Read the records below and copy each line that contains "anime".

## [Stored data]
***
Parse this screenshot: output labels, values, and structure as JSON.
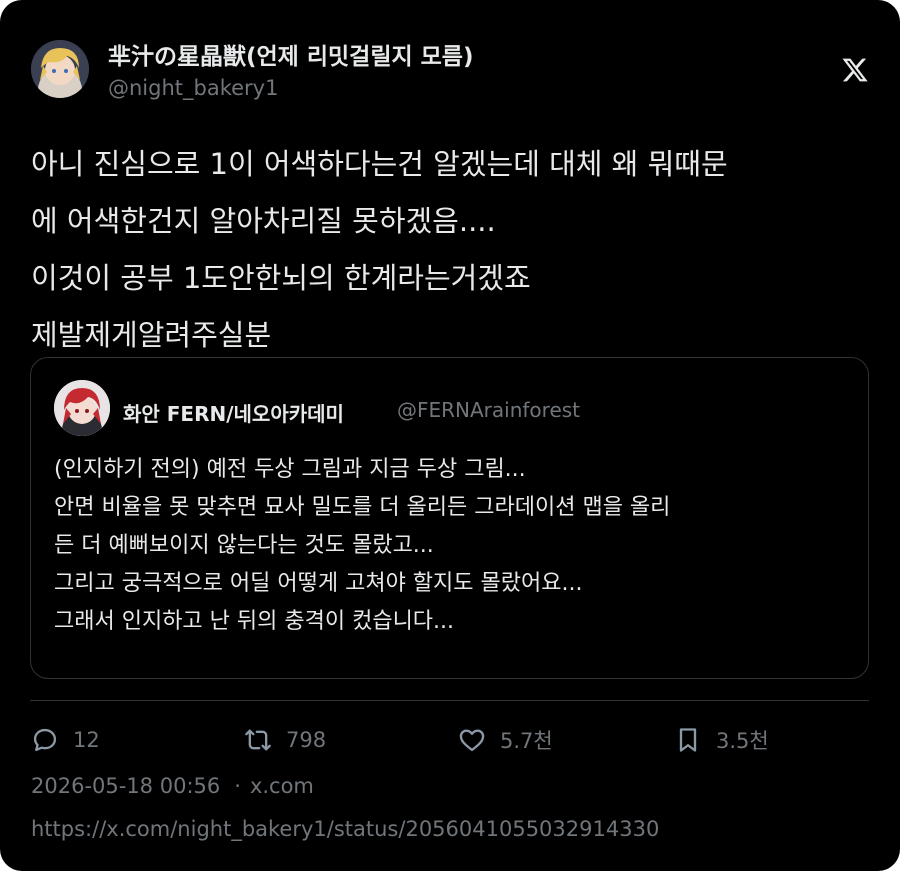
{
  "author": {
    "display_name": "芈汁の星晶獣(언제 리밋걸릴지 모름)",
    "handle": "@night_bakery1",
    "avatar_icon": "anime-avatar-blond"
  },
  "platform_logo": "x-logo",
  "post": {
    "lines": [
      "아니 진심으로 1이 어색하다는건 알겠는데 대체 왜 뭐때문",
      "에 어색한건지 알아차리질 못하겠음....",
      "이것이 공부 1도안한뇌의 한계라는거겠죠",
      "제발제게알려주실분"
    ]
  },
  "quote": {
    "display_name": "화안 FERN/네오아카데미",
    "handle": "@FERNArainforest",
    "avatar_icon": "anime-avatar-red",
    "lines": [
      "(인지하기 전의) 예전 두상 그림과 지금 두상 그림...",
      "안면 비율을 못 맞추면 묘사 밀도를 더 올리든 그라데이션 맵을 올리",
      "든 더 예뻐보이지 않는다는 것도 몰랐고...",
      "그리고 궁극적으로 어딜 어떻게 고쳐야 할지도 몰랐어요...",
      "그래서 인지하고 난 뒤의 충격이 컸습니다..."
    ]
  },
  "actions": {
    "replies": "12",
    "reposts": "798",
    "likes": "5.7천",
    "bookmarks": "3.5천"
  },
  "meta": {
    "timestamp": "2026-05-18 00:56",
    "source": "x.com",
    "url": "https://x.com/night_bakery1/status/2056041055032914330"
  },
  "colors": {
    "background": "#000000",
    "text_primary": "#e7e9ea",
    "text_secondary": "#71767b",
    "border": "#2f3336"
  }
}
***
## [Response to the task]
    "avatar_icon": "anime-avatar-blond"
    "avatar_icon": "anime-avatar-red",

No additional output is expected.